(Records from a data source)

==========

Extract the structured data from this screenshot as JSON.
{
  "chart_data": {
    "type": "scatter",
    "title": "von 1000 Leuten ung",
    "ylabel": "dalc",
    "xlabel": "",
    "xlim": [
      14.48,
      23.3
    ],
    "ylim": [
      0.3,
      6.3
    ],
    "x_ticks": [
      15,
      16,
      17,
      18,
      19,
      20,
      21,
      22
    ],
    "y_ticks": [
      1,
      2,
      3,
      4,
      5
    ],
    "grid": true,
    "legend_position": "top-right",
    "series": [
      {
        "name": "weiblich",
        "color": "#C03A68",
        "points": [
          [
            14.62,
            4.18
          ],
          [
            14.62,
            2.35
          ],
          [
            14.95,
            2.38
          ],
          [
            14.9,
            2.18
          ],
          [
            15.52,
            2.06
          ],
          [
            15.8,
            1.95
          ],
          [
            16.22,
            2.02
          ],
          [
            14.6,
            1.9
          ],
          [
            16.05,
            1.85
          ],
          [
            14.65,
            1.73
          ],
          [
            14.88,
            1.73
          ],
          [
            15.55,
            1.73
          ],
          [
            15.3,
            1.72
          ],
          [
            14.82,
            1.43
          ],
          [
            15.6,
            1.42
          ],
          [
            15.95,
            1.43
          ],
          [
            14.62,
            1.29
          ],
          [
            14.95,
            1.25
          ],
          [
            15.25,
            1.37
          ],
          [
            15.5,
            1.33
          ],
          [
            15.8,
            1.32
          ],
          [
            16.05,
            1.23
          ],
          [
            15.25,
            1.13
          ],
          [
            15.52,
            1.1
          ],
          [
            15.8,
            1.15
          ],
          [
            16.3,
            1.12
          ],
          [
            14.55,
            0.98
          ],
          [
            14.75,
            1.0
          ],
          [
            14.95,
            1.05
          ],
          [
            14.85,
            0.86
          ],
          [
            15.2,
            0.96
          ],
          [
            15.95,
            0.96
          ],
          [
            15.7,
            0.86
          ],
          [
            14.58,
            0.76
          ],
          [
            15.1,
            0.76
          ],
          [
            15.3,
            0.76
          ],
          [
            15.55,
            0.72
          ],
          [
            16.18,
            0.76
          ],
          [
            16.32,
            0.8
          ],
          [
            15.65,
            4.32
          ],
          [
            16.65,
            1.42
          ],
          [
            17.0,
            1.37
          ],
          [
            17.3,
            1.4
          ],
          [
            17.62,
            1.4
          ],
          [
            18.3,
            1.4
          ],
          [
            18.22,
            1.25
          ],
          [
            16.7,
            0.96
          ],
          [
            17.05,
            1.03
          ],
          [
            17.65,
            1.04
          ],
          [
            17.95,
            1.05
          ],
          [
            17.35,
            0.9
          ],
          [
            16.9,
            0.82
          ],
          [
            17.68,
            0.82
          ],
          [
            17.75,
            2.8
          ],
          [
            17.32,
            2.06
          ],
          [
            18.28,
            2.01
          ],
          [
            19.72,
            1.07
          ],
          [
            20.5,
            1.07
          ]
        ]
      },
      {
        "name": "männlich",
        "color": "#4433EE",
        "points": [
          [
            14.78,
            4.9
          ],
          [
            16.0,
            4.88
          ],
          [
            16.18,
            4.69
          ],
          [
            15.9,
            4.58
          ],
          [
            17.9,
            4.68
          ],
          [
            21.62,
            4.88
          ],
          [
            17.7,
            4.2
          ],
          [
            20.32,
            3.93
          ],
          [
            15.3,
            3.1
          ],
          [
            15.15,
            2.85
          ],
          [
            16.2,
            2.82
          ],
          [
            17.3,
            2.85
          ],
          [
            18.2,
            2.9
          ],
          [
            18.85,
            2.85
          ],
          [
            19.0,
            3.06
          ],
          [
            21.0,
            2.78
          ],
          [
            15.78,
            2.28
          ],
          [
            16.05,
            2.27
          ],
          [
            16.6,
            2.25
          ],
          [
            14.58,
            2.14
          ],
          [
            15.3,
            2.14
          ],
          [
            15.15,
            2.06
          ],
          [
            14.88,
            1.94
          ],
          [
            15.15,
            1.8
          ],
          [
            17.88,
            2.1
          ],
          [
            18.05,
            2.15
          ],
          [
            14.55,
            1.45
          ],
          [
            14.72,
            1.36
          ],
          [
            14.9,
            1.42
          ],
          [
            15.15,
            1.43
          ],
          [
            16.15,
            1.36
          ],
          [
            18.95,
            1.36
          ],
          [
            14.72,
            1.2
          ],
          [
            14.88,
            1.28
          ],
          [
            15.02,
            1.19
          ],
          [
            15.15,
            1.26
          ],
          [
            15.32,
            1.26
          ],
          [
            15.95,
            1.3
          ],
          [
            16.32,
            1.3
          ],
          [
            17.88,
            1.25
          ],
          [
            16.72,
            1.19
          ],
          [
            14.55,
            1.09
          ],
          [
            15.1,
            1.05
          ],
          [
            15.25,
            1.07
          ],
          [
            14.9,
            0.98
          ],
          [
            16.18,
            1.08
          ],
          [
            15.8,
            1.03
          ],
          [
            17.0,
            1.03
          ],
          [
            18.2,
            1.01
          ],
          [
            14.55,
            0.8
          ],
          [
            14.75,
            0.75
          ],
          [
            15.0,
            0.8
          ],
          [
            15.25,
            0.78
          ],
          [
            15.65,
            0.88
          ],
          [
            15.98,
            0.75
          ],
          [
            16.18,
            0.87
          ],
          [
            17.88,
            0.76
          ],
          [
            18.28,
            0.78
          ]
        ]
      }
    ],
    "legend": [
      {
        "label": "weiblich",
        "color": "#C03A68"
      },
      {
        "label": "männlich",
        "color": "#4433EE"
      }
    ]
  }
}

==========

Task:
Read the entries and pick out all lines that include the word "color".

Completed exercise:
        "color": "#C03A68",
        "color": "#4433EE",
        "color": "#C03A68"
        "color": "#4433EE"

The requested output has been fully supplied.